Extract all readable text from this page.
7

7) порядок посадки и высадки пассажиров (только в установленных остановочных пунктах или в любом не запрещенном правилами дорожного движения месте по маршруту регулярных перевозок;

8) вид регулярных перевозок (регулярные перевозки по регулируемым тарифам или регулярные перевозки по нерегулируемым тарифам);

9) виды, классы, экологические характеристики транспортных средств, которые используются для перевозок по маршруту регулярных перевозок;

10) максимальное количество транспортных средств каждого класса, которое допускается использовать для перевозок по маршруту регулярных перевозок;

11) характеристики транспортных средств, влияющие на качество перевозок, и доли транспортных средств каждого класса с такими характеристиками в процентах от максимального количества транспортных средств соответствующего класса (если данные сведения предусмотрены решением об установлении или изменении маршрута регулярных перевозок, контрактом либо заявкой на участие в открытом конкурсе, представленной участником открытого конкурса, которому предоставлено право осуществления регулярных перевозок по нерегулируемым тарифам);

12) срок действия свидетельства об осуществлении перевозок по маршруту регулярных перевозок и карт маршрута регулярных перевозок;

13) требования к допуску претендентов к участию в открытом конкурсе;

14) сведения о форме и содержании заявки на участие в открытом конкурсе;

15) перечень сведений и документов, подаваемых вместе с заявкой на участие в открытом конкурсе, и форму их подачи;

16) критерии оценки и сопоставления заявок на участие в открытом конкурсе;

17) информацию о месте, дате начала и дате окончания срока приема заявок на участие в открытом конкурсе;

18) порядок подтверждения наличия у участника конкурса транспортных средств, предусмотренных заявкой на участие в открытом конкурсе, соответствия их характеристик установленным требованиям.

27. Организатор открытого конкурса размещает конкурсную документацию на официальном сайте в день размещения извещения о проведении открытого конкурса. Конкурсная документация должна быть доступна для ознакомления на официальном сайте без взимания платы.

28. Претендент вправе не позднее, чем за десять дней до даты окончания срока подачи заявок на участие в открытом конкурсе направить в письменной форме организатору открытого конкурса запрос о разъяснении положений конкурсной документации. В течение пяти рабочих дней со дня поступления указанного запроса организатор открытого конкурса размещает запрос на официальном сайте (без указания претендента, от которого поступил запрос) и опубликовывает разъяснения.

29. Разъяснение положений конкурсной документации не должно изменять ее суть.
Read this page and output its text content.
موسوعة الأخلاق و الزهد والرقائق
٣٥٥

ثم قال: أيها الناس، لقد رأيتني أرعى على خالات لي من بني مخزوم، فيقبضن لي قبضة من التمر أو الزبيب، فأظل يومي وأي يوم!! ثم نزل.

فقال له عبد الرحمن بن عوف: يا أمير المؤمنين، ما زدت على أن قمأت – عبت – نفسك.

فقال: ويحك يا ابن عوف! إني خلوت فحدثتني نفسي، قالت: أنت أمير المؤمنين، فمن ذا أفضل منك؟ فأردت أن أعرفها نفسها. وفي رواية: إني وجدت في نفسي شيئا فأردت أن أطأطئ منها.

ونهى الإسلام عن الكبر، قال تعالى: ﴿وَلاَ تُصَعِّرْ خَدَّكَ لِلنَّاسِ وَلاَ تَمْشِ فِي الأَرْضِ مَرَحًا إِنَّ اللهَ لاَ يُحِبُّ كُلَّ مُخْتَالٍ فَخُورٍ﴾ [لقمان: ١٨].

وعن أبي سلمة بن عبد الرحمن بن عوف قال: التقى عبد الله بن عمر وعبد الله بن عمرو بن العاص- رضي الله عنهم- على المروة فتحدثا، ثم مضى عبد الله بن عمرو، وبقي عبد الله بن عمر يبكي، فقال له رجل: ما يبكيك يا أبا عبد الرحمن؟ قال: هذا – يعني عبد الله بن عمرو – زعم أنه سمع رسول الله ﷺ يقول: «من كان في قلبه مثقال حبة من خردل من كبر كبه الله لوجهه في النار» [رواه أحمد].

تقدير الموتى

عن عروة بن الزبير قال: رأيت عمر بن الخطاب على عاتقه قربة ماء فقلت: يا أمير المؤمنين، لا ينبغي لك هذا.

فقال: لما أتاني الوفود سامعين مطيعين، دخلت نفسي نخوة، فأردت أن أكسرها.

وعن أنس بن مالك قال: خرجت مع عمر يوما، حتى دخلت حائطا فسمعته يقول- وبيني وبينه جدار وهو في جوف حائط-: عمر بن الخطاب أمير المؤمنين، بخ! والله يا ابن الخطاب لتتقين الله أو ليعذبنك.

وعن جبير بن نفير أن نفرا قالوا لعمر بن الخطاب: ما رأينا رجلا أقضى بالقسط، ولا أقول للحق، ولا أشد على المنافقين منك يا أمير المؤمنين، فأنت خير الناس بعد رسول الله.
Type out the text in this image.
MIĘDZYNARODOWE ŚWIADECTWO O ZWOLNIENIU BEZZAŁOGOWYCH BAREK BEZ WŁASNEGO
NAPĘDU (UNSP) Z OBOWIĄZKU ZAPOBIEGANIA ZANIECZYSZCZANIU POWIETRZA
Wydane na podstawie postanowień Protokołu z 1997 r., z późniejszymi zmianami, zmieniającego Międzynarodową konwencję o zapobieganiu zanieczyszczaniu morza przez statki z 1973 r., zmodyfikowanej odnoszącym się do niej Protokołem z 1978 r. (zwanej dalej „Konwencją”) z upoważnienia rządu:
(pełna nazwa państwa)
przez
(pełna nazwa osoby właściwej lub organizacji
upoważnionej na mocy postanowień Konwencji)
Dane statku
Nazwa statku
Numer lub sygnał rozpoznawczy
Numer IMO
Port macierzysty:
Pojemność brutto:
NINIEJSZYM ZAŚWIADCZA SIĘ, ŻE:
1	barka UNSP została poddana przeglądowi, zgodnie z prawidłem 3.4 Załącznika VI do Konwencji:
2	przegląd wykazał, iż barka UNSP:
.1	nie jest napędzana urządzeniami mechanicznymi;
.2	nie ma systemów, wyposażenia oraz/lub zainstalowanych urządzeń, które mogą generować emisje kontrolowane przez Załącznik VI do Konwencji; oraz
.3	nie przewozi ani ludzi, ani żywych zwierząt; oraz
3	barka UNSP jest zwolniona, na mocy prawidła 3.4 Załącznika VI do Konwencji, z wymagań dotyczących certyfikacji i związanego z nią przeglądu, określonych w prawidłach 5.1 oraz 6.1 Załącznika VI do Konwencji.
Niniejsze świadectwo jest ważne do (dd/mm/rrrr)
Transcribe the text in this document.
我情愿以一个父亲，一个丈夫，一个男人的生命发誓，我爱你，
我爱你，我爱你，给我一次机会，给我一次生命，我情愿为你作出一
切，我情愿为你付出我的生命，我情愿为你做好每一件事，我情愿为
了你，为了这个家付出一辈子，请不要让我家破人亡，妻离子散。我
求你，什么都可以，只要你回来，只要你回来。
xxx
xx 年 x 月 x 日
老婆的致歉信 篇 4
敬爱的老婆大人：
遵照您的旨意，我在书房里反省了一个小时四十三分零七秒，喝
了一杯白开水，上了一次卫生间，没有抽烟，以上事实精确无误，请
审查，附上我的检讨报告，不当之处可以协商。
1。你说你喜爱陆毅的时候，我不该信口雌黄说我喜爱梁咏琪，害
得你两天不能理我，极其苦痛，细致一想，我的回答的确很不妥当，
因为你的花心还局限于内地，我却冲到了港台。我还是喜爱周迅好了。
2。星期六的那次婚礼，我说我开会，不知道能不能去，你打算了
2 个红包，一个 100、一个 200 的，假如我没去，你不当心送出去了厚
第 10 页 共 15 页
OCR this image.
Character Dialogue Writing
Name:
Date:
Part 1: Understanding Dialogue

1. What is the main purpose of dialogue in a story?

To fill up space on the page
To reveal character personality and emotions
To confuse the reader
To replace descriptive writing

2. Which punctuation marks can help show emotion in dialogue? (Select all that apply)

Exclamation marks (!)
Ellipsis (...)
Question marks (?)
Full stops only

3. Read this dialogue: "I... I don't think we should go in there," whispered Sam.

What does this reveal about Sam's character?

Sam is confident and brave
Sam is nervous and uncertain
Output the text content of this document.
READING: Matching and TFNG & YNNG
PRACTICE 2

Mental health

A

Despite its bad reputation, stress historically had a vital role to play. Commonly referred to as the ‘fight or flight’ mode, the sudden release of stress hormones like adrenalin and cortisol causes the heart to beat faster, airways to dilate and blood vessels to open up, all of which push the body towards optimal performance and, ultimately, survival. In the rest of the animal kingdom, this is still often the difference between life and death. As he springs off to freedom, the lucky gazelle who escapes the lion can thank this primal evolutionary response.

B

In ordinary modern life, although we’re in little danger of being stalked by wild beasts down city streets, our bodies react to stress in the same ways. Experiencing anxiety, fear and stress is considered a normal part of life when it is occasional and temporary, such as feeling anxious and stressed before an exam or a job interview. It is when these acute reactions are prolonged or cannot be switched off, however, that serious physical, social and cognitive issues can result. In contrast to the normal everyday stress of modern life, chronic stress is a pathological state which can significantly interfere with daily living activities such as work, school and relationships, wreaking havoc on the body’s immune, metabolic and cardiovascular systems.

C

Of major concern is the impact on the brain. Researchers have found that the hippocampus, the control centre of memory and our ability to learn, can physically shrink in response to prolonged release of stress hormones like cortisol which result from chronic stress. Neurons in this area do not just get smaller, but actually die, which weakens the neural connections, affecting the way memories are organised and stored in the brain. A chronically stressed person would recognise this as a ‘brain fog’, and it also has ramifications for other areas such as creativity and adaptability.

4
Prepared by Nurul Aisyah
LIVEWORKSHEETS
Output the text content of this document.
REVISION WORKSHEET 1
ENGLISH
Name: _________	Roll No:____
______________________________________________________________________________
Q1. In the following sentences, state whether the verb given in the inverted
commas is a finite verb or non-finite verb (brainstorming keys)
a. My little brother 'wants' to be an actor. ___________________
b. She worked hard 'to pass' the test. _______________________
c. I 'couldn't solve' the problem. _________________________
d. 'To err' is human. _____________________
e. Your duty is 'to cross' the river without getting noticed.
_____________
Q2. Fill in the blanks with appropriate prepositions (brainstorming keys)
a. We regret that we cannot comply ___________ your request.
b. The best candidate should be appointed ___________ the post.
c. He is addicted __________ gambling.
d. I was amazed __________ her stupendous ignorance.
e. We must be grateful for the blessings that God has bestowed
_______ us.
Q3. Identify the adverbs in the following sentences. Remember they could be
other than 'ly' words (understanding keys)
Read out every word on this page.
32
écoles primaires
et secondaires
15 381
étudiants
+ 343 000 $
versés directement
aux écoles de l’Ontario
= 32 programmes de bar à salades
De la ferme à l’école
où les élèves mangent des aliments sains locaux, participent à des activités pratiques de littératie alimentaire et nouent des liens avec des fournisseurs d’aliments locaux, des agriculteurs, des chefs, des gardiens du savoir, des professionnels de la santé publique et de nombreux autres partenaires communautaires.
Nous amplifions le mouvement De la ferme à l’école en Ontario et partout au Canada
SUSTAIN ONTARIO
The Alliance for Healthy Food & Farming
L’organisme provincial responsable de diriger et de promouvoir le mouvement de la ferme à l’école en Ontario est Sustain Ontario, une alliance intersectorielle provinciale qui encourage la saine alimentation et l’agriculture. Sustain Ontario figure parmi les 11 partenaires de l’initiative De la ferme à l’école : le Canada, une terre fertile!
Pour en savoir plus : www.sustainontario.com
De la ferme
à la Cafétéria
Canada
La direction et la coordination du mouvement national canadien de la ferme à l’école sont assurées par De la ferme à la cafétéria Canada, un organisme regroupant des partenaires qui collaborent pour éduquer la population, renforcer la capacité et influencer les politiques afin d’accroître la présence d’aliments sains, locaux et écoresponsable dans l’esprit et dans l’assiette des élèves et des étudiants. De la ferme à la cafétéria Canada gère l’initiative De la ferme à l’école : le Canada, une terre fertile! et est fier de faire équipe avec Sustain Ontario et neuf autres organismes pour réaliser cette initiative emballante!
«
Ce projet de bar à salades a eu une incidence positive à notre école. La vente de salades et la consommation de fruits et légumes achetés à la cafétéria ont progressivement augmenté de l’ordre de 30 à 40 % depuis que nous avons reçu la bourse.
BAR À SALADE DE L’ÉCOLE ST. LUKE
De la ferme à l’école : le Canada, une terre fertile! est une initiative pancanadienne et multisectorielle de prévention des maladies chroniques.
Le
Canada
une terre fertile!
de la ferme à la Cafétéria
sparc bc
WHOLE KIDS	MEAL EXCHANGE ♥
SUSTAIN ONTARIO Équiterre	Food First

::::::

Keep only the lines that hold the string "initiative", and copy them out.

▶ [EXPECTED ANSWER]:
L’organisme provincial responsable de diriger et de promouvoir le mouvement de la ferme à l’école en Ontario est Sustain Ontario, une alliance intersectorielle provinciale qui encourage la saine alimentation et l’agriculture. Sustain Ontario figure parmi les 11 partenaires de l’initiative De la ferme à l’école : le Canada, une terre fertile!
La direction et la coordination du mouvement national canadien de la ferme à l’école sont assurées par De la ferme à la cafétéria Canada, un organisme regroupant des partenaires qui collaborent pour éduquer la population, renforcer la capacité et influencer les politiques afin d’accroître la présence d’aliments sains, locaux et écoresponsable dans l’esprit et dans l’assiette des élèves et des étudiants. De la ferme à la cafétéria Canada gère l’initiative De la ferme à l’école : le Canada, une terre fertile! et est fier de faire équipe avec Sustain Ontario et neuf autres organismes pour réaliser cette initiative emballante!
De la ferme à l’école : le Canada, une terre fertile! est une initiative pancanadienne et multisectorielle de prévention des maladies chroniques.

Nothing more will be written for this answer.